---------- DATA SHOWN
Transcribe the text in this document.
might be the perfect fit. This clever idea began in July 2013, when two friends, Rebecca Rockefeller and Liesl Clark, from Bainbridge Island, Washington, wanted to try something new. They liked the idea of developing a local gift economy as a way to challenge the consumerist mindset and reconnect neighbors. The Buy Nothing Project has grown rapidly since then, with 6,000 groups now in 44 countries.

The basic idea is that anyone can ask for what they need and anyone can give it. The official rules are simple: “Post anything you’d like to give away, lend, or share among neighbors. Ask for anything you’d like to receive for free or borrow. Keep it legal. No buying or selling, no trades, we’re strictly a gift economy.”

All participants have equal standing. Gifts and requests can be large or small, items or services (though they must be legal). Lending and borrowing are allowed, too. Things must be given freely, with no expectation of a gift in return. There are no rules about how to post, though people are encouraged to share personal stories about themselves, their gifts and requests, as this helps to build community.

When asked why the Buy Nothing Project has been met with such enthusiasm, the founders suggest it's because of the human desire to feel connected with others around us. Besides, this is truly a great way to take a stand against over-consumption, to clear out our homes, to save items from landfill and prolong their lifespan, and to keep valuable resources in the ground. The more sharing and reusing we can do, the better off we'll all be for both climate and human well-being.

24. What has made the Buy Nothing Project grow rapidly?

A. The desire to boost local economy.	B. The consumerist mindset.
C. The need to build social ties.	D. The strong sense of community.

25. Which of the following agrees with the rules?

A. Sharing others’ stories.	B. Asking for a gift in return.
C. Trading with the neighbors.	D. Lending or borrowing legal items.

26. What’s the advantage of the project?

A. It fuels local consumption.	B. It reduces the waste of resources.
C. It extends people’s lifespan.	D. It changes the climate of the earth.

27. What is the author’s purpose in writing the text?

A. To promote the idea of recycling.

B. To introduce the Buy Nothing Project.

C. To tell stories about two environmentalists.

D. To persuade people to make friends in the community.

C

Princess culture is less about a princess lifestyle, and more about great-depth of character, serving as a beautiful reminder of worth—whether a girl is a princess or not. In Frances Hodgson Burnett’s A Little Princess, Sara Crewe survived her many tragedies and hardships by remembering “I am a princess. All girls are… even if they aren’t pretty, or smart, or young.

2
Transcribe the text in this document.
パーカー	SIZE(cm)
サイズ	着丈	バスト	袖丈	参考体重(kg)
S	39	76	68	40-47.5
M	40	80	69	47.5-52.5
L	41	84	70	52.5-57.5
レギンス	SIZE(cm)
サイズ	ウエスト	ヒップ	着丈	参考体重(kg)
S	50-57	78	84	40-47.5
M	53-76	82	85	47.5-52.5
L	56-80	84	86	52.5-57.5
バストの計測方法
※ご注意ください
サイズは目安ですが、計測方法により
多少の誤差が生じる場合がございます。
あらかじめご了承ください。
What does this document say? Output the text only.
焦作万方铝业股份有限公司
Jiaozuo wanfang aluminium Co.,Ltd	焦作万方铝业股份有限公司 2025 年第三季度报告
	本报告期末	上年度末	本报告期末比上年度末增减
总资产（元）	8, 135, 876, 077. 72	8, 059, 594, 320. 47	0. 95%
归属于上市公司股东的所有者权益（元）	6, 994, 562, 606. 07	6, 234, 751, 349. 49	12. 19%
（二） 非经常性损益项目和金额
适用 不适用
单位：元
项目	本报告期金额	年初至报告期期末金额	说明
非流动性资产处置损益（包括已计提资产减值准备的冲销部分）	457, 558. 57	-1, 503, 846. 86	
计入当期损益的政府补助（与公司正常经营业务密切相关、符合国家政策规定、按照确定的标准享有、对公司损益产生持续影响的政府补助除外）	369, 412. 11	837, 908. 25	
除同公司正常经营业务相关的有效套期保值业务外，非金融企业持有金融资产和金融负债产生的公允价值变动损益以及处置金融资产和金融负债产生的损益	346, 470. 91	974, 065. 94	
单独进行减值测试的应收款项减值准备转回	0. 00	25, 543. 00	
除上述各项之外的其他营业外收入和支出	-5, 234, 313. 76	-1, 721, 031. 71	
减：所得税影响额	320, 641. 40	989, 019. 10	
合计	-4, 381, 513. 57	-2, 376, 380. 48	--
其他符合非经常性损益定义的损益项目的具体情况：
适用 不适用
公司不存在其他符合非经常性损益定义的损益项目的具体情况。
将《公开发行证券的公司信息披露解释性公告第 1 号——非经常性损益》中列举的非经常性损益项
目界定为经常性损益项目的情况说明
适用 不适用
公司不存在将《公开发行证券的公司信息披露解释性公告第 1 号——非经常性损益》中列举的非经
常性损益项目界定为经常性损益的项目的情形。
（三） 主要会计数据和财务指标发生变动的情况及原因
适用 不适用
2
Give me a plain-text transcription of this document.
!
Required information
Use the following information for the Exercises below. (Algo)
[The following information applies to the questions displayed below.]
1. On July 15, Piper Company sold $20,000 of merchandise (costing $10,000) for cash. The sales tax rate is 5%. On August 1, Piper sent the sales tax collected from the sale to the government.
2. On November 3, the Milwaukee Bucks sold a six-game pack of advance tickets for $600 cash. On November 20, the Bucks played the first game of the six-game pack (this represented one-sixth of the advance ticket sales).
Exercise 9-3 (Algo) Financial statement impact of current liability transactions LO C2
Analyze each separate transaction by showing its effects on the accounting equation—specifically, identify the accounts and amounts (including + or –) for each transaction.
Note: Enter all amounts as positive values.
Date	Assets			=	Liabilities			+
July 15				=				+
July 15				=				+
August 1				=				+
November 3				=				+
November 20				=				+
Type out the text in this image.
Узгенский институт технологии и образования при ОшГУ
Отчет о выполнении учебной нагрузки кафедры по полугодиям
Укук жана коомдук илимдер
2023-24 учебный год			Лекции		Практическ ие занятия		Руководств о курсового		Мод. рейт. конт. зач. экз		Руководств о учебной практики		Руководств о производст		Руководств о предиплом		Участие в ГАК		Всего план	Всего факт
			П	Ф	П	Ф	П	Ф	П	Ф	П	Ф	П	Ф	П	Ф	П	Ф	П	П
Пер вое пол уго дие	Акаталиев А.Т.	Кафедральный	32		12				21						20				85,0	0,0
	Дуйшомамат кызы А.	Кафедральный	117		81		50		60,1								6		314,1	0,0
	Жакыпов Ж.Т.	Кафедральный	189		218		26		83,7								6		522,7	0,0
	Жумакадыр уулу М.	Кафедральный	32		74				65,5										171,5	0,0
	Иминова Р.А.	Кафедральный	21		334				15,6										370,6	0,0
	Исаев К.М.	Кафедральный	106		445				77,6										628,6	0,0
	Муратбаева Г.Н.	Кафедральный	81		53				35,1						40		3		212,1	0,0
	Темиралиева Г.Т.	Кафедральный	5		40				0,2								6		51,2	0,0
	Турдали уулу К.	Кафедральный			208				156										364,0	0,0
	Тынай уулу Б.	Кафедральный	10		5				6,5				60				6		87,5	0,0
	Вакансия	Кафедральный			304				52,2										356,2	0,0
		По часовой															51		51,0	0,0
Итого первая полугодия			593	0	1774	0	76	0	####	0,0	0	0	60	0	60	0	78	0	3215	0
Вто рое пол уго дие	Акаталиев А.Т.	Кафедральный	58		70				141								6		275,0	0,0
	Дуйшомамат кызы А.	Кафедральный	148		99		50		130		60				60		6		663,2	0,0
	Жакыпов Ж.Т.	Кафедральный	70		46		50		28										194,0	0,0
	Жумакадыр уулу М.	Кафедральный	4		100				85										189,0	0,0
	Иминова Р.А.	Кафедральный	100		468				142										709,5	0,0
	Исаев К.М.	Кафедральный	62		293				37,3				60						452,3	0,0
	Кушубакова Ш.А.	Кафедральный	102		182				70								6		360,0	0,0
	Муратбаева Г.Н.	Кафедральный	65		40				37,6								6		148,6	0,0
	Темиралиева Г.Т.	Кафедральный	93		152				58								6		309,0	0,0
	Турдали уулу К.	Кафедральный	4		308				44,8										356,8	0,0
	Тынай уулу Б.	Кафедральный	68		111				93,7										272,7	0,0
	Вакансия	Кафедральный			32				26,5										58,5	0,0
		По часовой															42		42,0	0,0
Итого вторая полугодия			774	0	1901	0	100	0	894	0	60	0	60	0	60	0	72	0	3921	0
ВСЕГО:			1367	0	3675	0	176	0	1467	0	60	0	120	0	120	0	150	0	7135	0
--------------------
_OBJECTIVE:_
Show every line in the entries where the string "参考体重" occurs.

_OUTPUT OF THE TASK:_
サイズ	着丈	バスト	袖丈	参考体重(kg)
サイズ	ウエスト	ヒップ	着丈	参考体重(kg)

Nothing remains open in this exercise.